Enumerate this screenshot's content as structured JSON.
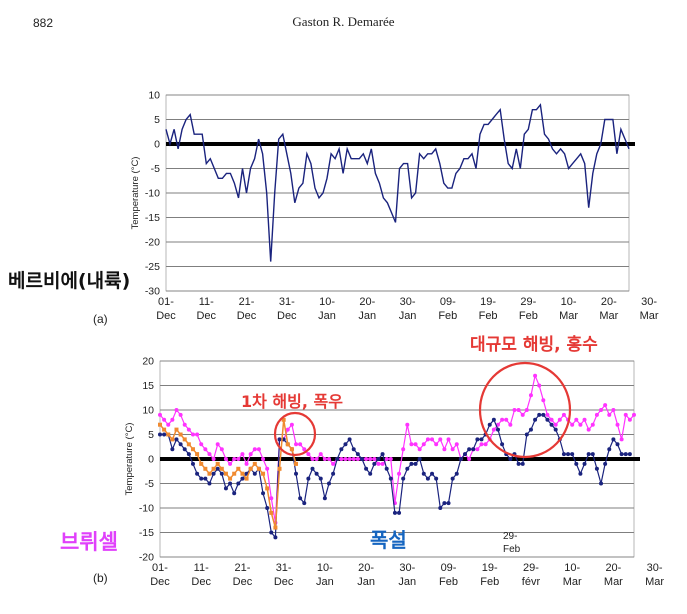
{
  "header": {
    "page_number": "882",
    "author": "Gaston R. Demarée"
  },
  "panel_a": {
    "label": "(a)",
    "ylabel": "Temperature (°C)",
    "annotation_left": "베르비에(내륙)"
  },
  "panel_b": {
    "label": "(b)",
    "ylabel": "Temperature (°C)",
    "annotation_magenta": "브뤼셀",
    "annotation_blue": "폭설",
    "annotation_mid": "1차 해빙, 폭우",
    "annotation_top": "대규모 해빙, 홍수",
    "inset_label_1": "29-",
    "inset_label_2": "Feb"
  },
  "colors": {
    "navy": "#1a237e",
    "magenta": "#ff33ff",
    "orange": "#f08a30",
    "red": "#e53935",
    "blue_text": "#1565c0",
    "magenta_text": "#e040fb"
  },
  "chart_data": [
    {
      "type": "line",
      "title": "",
      "xlabel": "",
      "ylabel": "Temperature (°C)",
      "ylim": [
        -30,
        10
      ],
      "yticks": [
        10,
        5,
        0,
        -5,
        -10,
        -15,
        -20,
        -25,
        -30
      ],
      "xtick_labels": [
        [
          "01-",
          "Dec"
        ],
        [
          "11-",
          "Dec"
        ],
        [
          "21-",
          "Dec"
        ],
        [
          "31-",
          "Dec"
        ],
        [
          "10-",
          "Jan"
        ],
        [
          "20-",
          "Jan"
        ],
        [
          "30-",
          "Jan"
        ],
        [
          "09-",
          "Feb"
        ],
        [
          "19-",
          "Feb"
        ],
        [
          "29-",
          "Feb"
        ],
        [
          "10-",
          "Mar"
        ],
        [
          "20-",
          "Mar"
        ],
        [
          "30-",
          "Mar"
        ]
      ],
      "grid": true,
      "series": [
        {
          "values": [
            3,
            0,
            3,
            -1,
            3,
            5,
            6,
            2,
            2,
            2,
            -4,
            -3,
            -5,
            -7,
            -7,
            -6,
            -6,
            -8,
            -11,
            -5,
            -10,
            -5,
            -3,
            1,
            -2,
            -10,
            -24,
            -10,
            1,
            2,
            -2,
            -6,
            -12,
            -9,
            -8,
            -2,
            -4,
            -9,
            -11,
            -10,
            -7,
            -2,
            -3,
            -1,
            -6,
            -1,
            -3,
            -3,
            -3,
            -2,
            -4,
            -1,
            -6,
            -8,
            -11,
            -12,
            -14,
            -16,
            -5,
            -4,
            -4,
            -11,
            -10,
            -2,
            -3,
            -2,
            -2,
            -1,
            -4,
            -8,
            -9,
            -9,
            -6,
            -5,
            -3,
            -3,
            -2,
            -5,
            2,
            4,
            4,
            5,
            6,
            7,
            1,
            -4,
            -5,
            -1,
            -5,
            2,
            3,
            7,
            7,
            8,
            2,
            1,
            -1,
            -2,
            -1,
            -2,
            -5,
            -4,
            -3,
            -2,
            -4,
            -13,
            -6,
            -2,
            0,
            5,
            5,
            5,
            -2,
            3,
            1,
            -1
          ]
        }
      ]
    },
    {
      "type": "line",
      "title": "",
      "xlabel": "",
      "ylabel": "Temperature (°C)",
      "ylim": [
        -20,
        20
      ],
      "yticks": [
        20,
        15,
        10,
        5,
        0,
        -5,
        -10,
        -15,
        -20
      ],
      "xtick_labels": [
        [
          "01-",
          "Dec"
        ],
        [
          "11-",
          "Dec"
        ],
        [
          "21-",
          "Dec"
        ],
        [
          "31-",
          "Dec"
        ],
        [
          "10-",
          "Jan"
        ],
        [
          "20-",
          "Jan"
        ],
        [
          "30-",
          "Jan"
        ],
        [
          "09-",
          "Feb"
        ],
        [
          "19-",
          "Feb"
        ],
        [
          "29-",
          "févr"
        ],
        [
          "10-",
          "Mar"
        ],
        [
          "20-",
          "Mar"
        ],
        [
          "30-",
          "Mar"
        ]
      ],
      "grid": true,
      "series": [
        {
          "values": [
            9,
            8,
            7,
            8,
            10,
            9,
            7,
            6,
            5,
            5,
            3,
            2,
            1,
            0,
            3,
            2,
            0,
            -1,
            0,
            0,
            1,
            -1,
            1,
            2,
            2,
            0,
            -2,
            -8,
            -13,
            4,
            4,
            6,
            7,
            3,
            3,
            2,
            1,
            0,
            0,
            1,
            0,
            0,
            -1,
            0,
            0,
            0,
            0,
            0,
            0,
            0,
            0,
            0,
            0,
            -1,
            -1,
            0,
            0,
            -9,
            -3,
            2,
            7,
            3,
            3,
            2,
            3,
            4,
            4,
            3,
            4,
            2,
            4,
            2,
            3,
            0,
            1,
            0,
            2,
            2,
            3,
            3,
            4,
            6,
            7,
            8,
            8,
            7,
            10,
            10,
            9,
            10,
            13,
            17,
            15,
            12,
            9,
            8,
            7,
            8,
            9,
            8,
            7,
            8,
            7,
            8,
            6,
            7,
            9,
            10,
            11,
            9,
            10,
            7,
            4,
            9,
            8,
            9
          ]
        },
        {
          "values": [
            5,
            5,
            5,
            2,
            4,
            3,
            2,
            1,
            -1,
            -3,
            -4,
            -4,
            -5,
            -3,
            -2,
            -3,
            -6,
            -5,
            -7,
            -5,
            -4,
            -3,
            -2,
            -3,
            -2,
            -7,
            -10,
            -15,
            -16,
            4,
            4,
            3,
            2,
            -3,
            -8,
            -9,
            -4,
            -2,
            -3,
            -4,
            -8,
            -5,
            -3,
            0,
            2,
            3,
            4,
            2,
            1,
            0,
            -2,
            -3,
            -1,
            0,
            1,
            -2,
            -4,
            -11,
            -11,
            -4,
            -2,
            -1,
            -1,
            0,
            -3,
            -4,
            -3,
            -4,
            -10,
            -9,
            -9,
            -4,
            -3,
            0,
            1,
            2,
            2,
            4,
            4,
            5,
            7,
            8,
            6,
            3,
            1,
            0,
            1,
            -1,
            -1,
            5,
            6,
            8,
            9,
            9,
            8,
            7,
            6,
            4,
            1,
            1,
            1,
            -1,
            -3,
            -1,
            1,
            1,
            -2,
            -5,
            -1,
            2,
            4,
            3,
            1,
            1,
            1
          ]
        },
        {
          "values": [
            7,
            6,
            5,
            4,
            6,
            5,
            4,
            3,
            2,
            1,
            -1,
            -2,
            -3,
            -2,
            -1,
            -2,
            -3,
            -4,
            -3,
            -2,
            -3,
            -4,
            -2,
            -1,
            -2,
            -3,
            -6,
            -11,
            -14,
            -2,
            8,
            3,
            2,
            -1
          ]
        }
      ]
    }
  ]
}
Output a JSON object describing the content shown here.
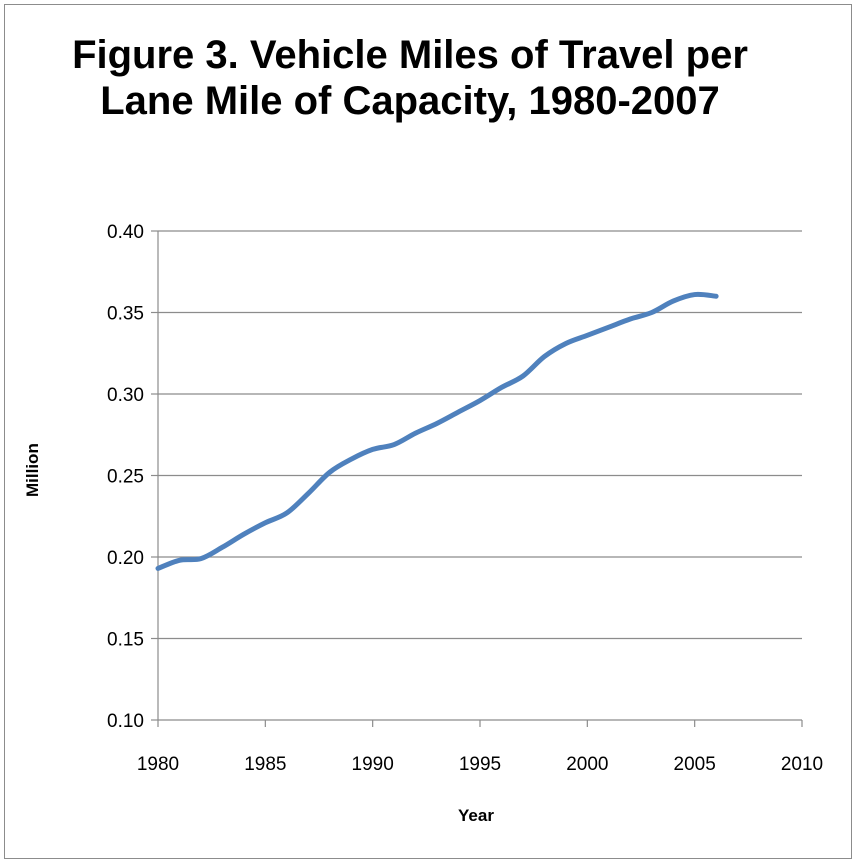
{
  "chart_data": {
    "type": "line",
    "title": "Figure 3. Vehicle Miles of Travel per Lane Mile of Capacity, 1980-2007",
    "xlabel": "Year",
    "ylabel": "Million",
    "xlim": [
      1980,
      2010
    ],
    "ylim": [
      0.1,
      0.4
    ],
    "xticks": [
      1980,
      1985,
      1990,
      1995,
      2000,
      2005,
      2010
    ],
    "yticks": [
      "0.10",
      "0.15",
      "0.20",
      "0.25",
      "0.30",
      "0.35",
      "0.40"
    ],
    "grid": "horizontal",
    "legend": "none",
    "series": [
      {
        "color": "#4f81bd",
        "x": [
          1980,
          1981,
          1982,
          1983,
          1984,
          1985,
          1986,
          1987,
          1988,
          1989,
          1990,
          1991,
          1992,
          1993,
          1994,
          1995,
          1996,
          1997,
          1998,
          1999,
          2000,
          2001,
          2002,
          2003,
          2004,
          2005,
          2006
        ],
        "y": [
          0.193,
          0.198,
          0.199,
          0.206,
          0.214,
          0.221,
          0.227,
          0.239,
          0.252,
          0.26,
          0.266,
          0.269,
          0.276,
          0.282,
          0.289,
          0.296,
          0.304,
          0.311,
          0.323,
          0.331,
          0.336,
          0.341,
          0.346,
          0.35,
          0.357,
          0.361,
          0.36
        ]
      }
    ]
  }
}
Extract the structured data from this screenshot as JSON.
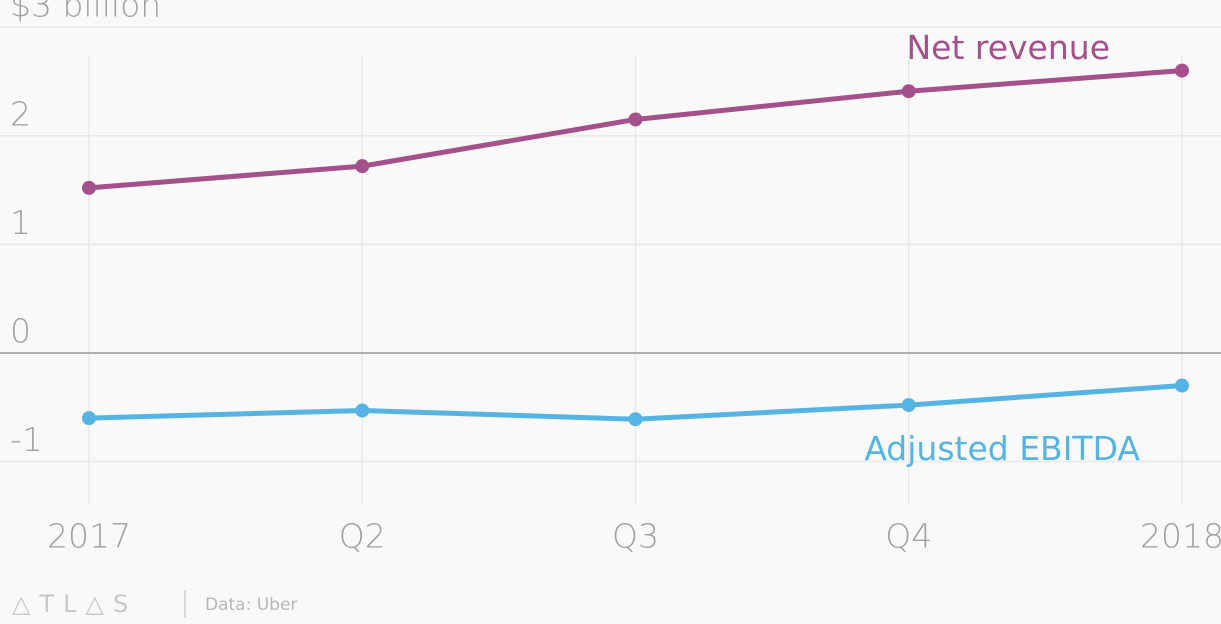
{
  "chart_data": {
    "type": "line",
    "categories": [
      "2017",
      "Q2",
      "Q3",
      "Q4",
      "2018"
    ],
    "series": [
      {
        "name": "Net revenue",
        "color": "#a4508b",
        "values": [
          1.52,
          1.72,
          2.15,
          2.41,
          2.6
        ]
      },
      {
        "name": "Adjusted EBITDA",
        "color": "#55b4e4",
        "values": [
          -0.6,
          -0.53,
          -0.61,
          -0.48,
          -0.3
        ]
      }
    ],
    "ylim": [
      -1.4,
      3.25
    ],
    "yticks": [
      -1,
      0,
      1,
      2,
      {
        "value": 3,
        "label": "$3 billion"
      }
    ],
    "grid": true,
    "logo": "△TL△S",
    "source": "Data: Uber"
  }
}
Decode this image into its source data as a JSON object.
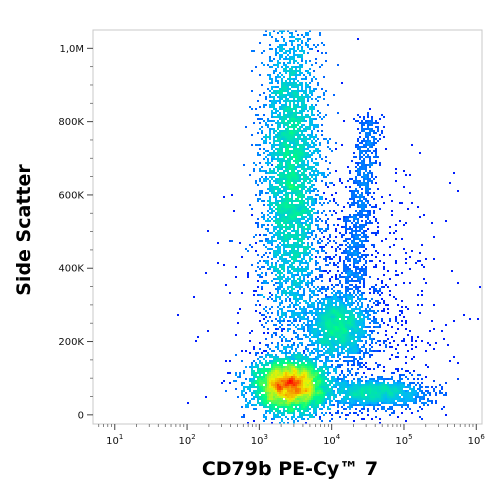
{
  "chart_data": {
    "type": "scatter",
    "subtype": "flow-cytometry-density-plot",
    "xlabel": "CD79b PE-Cy™ 7",
    "ylabel": "Side Scatter",
    "x_scale": "log",
    "xlim": [
      5,
      1200000
    ],
    "ylim": [
      -25000,
      1050000
    ],
    "x_ticks": [
      {
        "value": 10,
        "base": "10",
        "exp": "1"
      },
      {
        "value": 100,
        "base": "10",
        "exp": "2"
      },
      {
        "value": 1000,
        "base": "10",
        "exp": "3"
      },
      {
        "value": 10000,
        "base": "10",
        "exp": "4"
      },
      {
        "value": 100000,
        "base": "10",
        "exp": "5"
      },
      {
        "value": 1000000,
        "base": "10",
        "exp": "6"
      }
    ],
    "y_ticks": [
      {
        "value": 0,
        "label": "0"
      },
      {
        "value": 200000,
        "label": "200K"
      },
      {
        "value": 400000,
        "label": "400K"
      },
      {
        "value": 600000,
        "label": "600K"
      },
      {
        "value": 800000,
        "label": "800K"
      },
      {
        "value": 1000000,
        "label": "1,0M"
      }
    ],
    "grid": false,
    "legend": "none",
    "colormap": [
      "#0000ff",
      "#00b4ff",
      "#00ff7f",
      "#f0f000",
      "#ff0000"
    ],
    "populations": [
      {
        "x": 2800,
        "y": 660000,
        "x_spread": 0.2,
        "y_spread": 210000,
        "points": 4200,
        "peak_density": 0.8,
        "shape": "tall-ellipse"
      },
      {
        "x": 2600,
        "y": 80000,
        "x_spread": 0.25,
        "y_spread": 35000,
        "points": 4000,
        "peak_density": 1.0,
        "shape": "round-dense-blob"
      },
      {
        "x": 12000,
        "y": 240000,
        "x_spread": 0.22,
        "y_spread": 45000,
        "points": 1800,
        "peak_density": 0.5,
        "shape": "ellipse"
      },
      {
        "x": 40000,
        "y": 60000,
        "x_spread": 0.35,
        "y_spread": 20000,
        "points": 1500,
        "peak_density": 0.35,
        "shape": "horizontal-smear"
      },
      {
        "x": 25000,
        "y": 580000,
        "x_spread": 0.18,
        "y_spread": 230000,
        "points": 900,
        "peak_density": 0.2,
        "shape": "diagonal-streak"
      },
      {
        "x": 10000,
        "y": 270000,
        "x_spread": 0.7,
        "y_spread": 200000,
        "points": 1400,
        "peak_density": 0.05,
        "shape": "sparse-scatter"
      }
    ]
  }
}
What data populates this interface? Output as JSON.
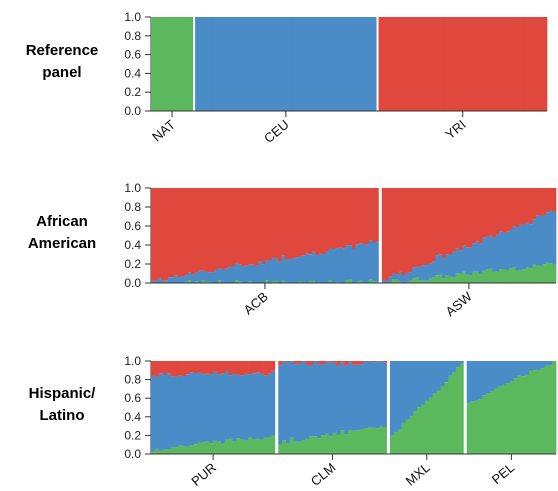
{
  "colors": {
    "NAT": "#5cb85c",
    "CEU": "#4a8cc8",
    "YRI": "#e0483e"
  },
  "chart_data": [
    {
      "type": "bar",
      "stacked": true,
      "title": "Reference panel",
      "title_lines": [
        "Reference",
        "panel"
      ],
      "ylim": [
        0,
        1
      ],
      "yticks": [
        "0.0",
        "0.2",
        "0.4",
        "0.6",
        "0.8",
        "1.0"
      ],
      "populations": [
        {
          "label": "NAT",
          "n": 13,
          "components": {
            "NAT": [
              1,
              1
            ],
            "CEU": [
              0,
              0
            ],
            "YRI": [
              0,
              0
            ]
          }
        },
        {
          "label": "CEU",
          "n": 56,
          "components": {
            "NAT": [
              0,
              0
            ],
            "CEU": [
              1,
              1
            ],
            "YRI": [
              0,
              0
            ]
          }
        },
        {
          "label": "YRI",
          "n": 52,
          "components": {
            "NAT": [
              0,
              0
            ],
            "CEU": [
              0,
              0
            ],
            "YRI": [
              1,
              1
            ]
          }
        }
      ],
      "series": [
        {
          "name": "NAT"
        },
        {
          "name": "CEU"
        },
        {
          "name": "YRI"
        }
      ]
    },
    {
      "type": "bar",
      "stacked": true,
      "title": "African American",
      "title_lines": [
        "African",
        "American"
      ],
      "ylim": [
        0,
        1
      ],
      "yticks": [
        "0.0",
        "0.2",
        "0.4",
        "0.6",
        "0.8",
        "1.0"
      ],
      "populations": [
        {
          "label": "ACB",
          "n": 68,
          "components": {
            "NAT": [
              0,
              0.01
            ],
            "CEU": [
              0.02,
              0.42
            ],
            "YRI": [
              0.98,
              0.57
            ]
          }
        },
        {
          "label": "ASW",
          "n": 52,
          "components": {
            "NAT": [
              0,
              0.2
            ],
            "CEU": [
              0.03,
              0.55
            ],
            "YRI": [
              0.97,
              0.25
            ]
          }
        }
      ],
      "series": [
        {
          "name": "NAT"
        },
        {
          "name": "CEU"
        },
        {
          "name": "YRI"
        }
      ]
    },
    {
      "type": "bar",
      "stacked": true,
      "title": "Hispanic/ Latino",
      "title_lines": [
        "Hispanic/",
        "Latino"
      ],
      "ylim": [
        0,
        1
      ],
      "yticks": [
        "0.0",
        "0.2",
        "0.4",
        "0.6",
        "0.8",
        "1.0"
      ],
      "populations": [
        {
          "label": "PUR",
          "n": 32,
          "components": {
            "NAT": [
              0.05,
              0.2
            ],
            "CEU": [
              0.8,
              0.67
            ],
            "YRI": [
              0.15,
              0.13
            ]
          }
        },
        {
          "label": "CLM",
          "n": 28,
          "components": {
            "NAT": [
              0.12,
              0.3
            ],
            "CEU": [
              0.85,
              0.68
            ],
            "YRI": [
              0.03,
              0.02
            ]
          }
        },
        {
          "label": "MXL",
          "n": 19,
          "components": {
            "NAT": [
              0.2,
              0.95
            ],
            "CEU": [
              0.8,
              0.05
            ],
            "YRI": [
              0,
              0
            ]
          }
        },
        {
          "label": "PEL",
          "n": 23,
          "components": {
            "NAT": [
              0.55,
              1.0
            ],
            "CEU": [
              0.45,
              0
            ],
            "YRI": [
              0,
              0
            ]
          }
        }
      ],
      "series": [
        {
          "name": "NAT"
        },
        {
          "name": "CEU"
        },
        {
          "name": "YRI"
        }
      ]
    }
  ]
}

▸ **To do**: Each line in the entries above that includes the string "JSON" should be extracted.

▸ **Problem solution**:
Enumerate this screenshot's content as structured JSON.
Output a JSON object describing the content shown here.
Extract the structured data from this screenshot as JSON.
Decode this image into its source data as a JSON object.
What data populates this interface? Output as JSON.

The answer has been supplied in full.